**What you are asked to do:**
From the entries that follow, pick out all lines holding "انفرد".

**********

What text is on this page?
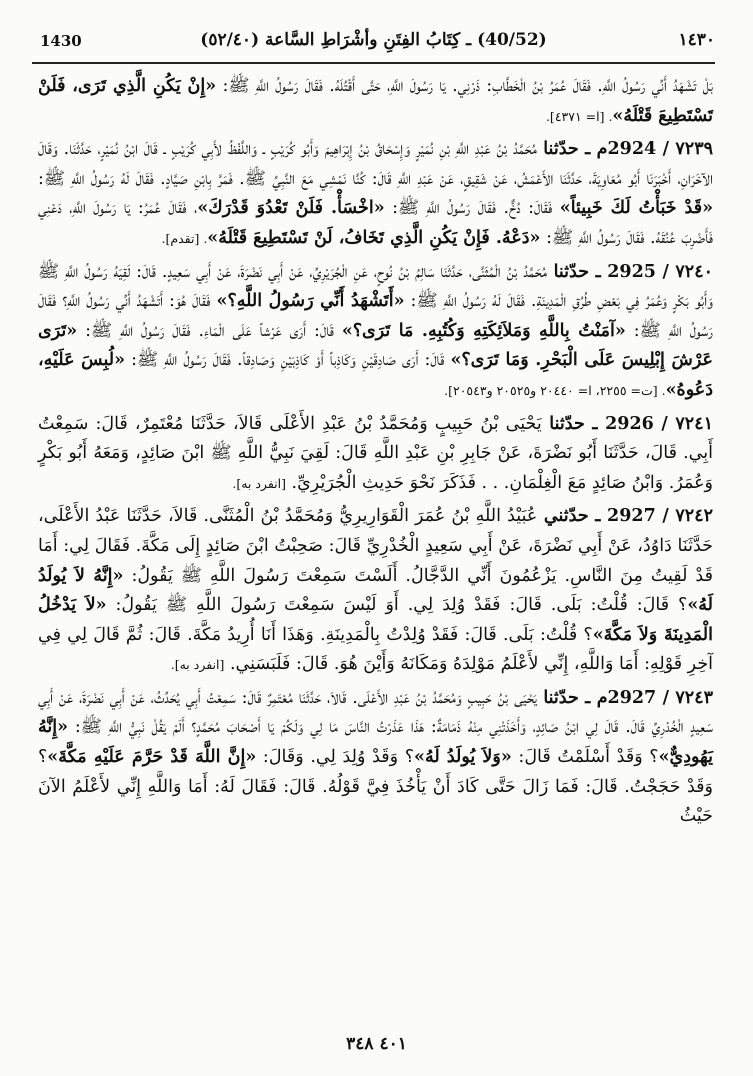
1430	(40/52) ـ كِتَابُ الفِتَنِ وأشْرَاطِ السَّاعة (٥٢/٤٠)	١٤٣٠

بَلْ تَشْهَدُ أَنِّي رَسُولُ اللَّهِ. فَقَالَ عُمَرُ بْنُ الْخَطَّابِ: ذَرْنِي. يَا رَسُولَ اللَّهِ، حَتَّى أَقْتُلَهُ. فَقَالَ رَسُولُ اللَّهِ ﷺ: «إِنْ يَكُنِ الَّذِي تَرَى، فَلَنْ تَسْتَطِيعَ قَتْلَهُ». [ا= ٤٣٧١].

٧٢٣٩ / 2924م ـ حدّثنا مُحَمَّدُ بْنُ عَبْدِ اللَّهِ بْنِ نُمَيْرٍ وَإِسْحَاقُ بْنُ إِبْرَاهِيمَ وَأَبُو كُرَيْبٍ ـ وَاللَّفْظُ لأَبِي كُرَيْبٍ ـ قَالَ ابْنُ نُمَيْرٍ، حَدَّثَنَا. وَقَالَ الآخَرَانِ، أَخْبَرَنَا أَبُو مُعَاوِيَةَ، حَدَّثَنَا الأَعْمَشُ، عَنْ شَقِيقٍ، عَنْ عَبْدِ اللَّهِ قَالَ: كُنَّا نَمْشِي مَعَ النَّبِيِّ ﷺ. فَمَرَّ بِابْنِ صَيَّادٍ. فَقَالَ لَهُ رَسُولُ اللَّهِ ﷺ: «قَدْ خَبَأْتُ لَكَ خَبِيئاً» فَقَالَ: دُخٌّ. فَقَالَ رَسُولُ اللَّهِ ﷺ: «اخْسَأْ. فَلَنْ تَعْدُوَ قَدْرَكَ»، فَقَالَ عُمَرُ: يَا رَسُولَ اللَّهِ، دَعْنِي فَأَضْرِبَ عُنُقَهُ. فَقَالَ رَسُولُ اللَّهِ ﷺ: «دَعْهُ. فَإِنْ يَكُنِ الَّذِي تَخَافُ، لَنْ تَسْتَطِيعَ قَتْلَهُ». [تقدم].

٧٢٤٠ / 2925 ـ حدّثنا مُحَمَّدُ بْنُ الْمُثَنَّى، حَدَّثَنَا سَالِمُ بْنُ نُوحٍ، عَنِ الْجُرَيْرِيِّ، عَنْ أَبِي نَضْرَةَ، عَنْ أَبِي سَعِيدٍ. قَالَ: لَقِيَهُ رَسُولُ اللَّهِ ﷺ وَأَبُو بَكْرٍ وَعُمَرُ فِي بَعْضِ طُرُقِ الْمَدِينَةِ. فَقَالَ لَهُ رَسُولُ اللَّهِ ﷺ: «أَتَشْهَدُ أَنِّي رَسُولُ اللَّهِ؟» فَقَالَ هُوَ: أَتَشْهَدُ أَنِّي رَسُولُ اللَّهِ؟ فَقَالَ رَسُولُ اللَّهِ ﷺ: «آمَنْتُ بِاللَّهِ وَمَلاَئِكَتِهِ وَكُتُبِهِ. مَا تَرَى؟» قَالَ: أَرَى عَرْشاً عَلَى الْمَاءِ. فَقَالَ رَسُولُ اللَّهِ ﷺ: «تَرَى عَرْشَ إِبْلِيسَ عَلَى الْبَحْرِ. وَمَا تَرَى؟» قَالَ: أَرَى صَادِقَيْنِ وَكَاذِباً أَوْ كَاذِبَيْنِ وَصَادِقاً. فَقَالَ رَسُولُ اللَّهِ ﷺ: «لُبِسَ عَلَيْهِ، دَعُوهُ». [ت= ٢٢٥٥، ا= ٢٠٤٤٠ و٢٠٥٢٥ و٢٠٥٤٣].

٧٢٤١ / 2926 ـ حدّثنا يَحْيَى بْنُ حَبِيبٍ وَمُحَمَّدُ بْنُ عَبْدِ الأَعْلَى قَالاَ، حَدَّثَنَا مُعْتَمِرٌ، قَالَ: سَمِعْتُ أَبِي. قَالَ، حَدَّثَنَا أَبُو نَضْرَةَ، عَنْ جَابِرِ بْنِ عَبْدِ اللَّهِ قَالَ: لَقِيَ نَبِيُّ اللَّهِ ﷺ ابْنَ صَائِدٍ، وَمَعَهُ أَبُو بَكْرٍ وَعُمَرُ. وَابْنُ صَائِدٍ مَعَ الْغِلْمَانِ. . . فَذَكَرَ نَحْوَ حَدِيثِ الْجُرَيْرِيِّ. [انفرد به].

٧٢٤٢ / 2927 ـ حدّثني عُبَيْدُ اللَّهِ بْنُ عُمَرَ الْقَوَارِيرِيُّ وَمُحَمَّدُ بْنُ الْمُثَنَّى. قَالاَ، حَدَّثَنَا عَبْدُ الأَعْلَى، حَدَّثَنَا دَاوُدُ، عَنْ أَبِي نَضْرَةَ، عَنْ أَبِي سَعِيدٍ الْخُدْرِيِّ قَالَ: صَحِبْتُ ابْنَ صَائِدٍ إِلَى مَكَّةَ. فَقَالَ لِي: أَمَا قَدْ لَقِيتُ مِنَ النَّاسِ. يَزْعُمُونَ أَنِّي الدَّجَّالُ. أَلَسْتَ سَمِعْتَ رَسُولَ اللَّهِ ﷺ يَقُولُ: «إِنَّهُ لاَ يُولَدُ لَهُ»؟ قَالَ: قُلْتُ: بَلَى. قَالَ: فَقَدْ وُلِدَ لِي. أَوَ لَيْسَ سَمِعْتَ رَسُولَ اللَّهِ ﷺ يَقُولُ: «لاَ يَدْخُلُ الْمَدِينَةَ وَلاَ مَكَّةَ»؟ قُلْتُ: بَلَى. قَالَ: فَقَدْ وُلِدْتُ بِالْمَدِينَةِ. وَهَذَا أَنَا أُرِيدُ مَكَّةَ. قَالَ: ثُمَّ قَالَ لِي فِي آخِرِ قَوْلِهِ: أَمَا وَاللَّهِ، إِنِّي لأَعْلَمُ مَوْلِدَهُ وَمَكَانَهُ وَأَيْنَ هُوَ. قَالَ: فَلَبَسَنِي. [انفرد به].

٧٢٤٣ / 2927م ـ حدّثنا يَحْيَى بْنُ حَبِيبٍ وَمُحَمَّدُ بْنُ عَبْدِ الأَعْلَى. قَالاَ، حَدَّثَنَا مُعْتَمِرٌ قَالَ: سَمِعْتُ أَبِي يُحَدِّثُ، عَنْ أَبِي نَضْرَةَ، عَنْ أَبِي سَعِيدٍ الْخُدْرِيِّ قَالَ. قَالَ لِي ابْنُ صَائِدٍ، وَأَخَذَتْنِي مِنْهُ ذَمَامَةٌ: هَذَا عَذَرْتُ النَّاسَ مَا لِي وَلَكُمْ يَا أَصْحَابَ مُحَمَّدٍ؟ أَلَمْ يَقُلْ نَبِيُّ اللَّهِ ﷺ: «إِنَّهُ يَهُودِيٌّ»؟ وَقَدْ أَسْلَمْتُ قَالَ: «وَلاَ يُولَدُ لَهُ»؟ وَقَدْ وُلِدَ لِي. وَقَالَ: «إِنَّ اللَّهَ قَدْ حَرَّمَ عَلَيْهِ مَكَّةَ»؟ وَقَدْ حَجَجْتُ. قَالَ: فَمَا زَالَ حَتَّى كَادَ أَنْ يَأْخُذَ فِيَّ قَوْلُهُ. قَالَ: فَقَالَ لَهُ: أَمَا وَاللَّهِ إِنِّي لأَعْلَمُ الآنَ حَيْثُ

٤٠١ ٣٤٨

**********

**Final answer:**
٧٢٤١ / 2926 ـ حدّثنا يَحْيَى بْنُ حَبِيبٍ وَمُحَمَّدُ بْنُ عَبْدِ الأَعْلَى قَالاَ، حَدَّثَنَا مُعْتَمِرٌ، قَالَ: سَمِعْتُ أَبِي. قَالَ، حَدَّثَنَا أَبُو نَضْرَةَ، عَنْ جَابِرِ بْنِ عَبْدِ اللَّهِ قَالَ: لَقِيَ نَبِيُّ اللَّهِ ﷺ ابْنَ صَائِدٍ، وَمَعَهُ أَبُو بَكْرٍ وَعُمَرُ. وَابْنُ صَائِدٍ مَعَ الْغِلْمَانِ. . . فَذَكَرَ نَحْوَ حَدِيثِ الْجُرَيْرِيِّ. [انفرد به].
٧٢٤٢ / 2927 ـ حدّثني عُبَيْدُ اللَّهِ بْنُ عُمَرَ الْقَوَارِيرِيُّ وَمُحَمَّدُ بْنُ الْمُثَنَّى. قَالاَ، حَدَّثَنَا عَبْدُ الأَعْلَى، حَدَّثَنَا دَاوُدُ، عَنْ أَبِي نَضْرَةَ، عَنْ أَبِي سَعِيدٍ الْخُدْرِيِّ قَالَ: صَحِبْتُ ابْنَ صَائِدٍ إِلَى مَكَّةَ. فَقَالَ لِي: أَمَا قَدْ لَقِيتُ مِنَ النَّاسِ. يَزْعُمُونَ أَنِّي الدَّجَّالُ. أَلَسْتَ سَمِعْتَ رَسُولَ اللَّهِ ﷺ يَقُولُ: «إِنَّهُ لاَ يُولَدُ لَهُ»؟ قَالَ: قُلْتُ: بَلَى. قَالَ: فَقَدْ وُلِدَ لِي. أَوَ لَيْسَ سَمِعْتَ رَسُولَ اللَّهِ ﷺ يَقُولُ: «لاَ يَدْخُلُ الْمَدِينَةَ وَلاَ مَكَّةَ»؟ قُلْتُ: بَلَى. قَالَ: فَقَدْ وُلِدْتُ بِالْمَدِينَةِ. وَهَذَا أَنَا أُرِيدُ مَكَّةَ. قَالَ: ثُمَّ قَالَ لِي فِي آخِرِ قَوْلِهِ: أَمَا وَاللَّهِ، إِنِّي لأَعْلَمُ مَوْلِدَهُ وَمَكَانَهُ وَأَيْنَ هُوَ. قَالَ: فَلَبَسَنِي. [انفرد به].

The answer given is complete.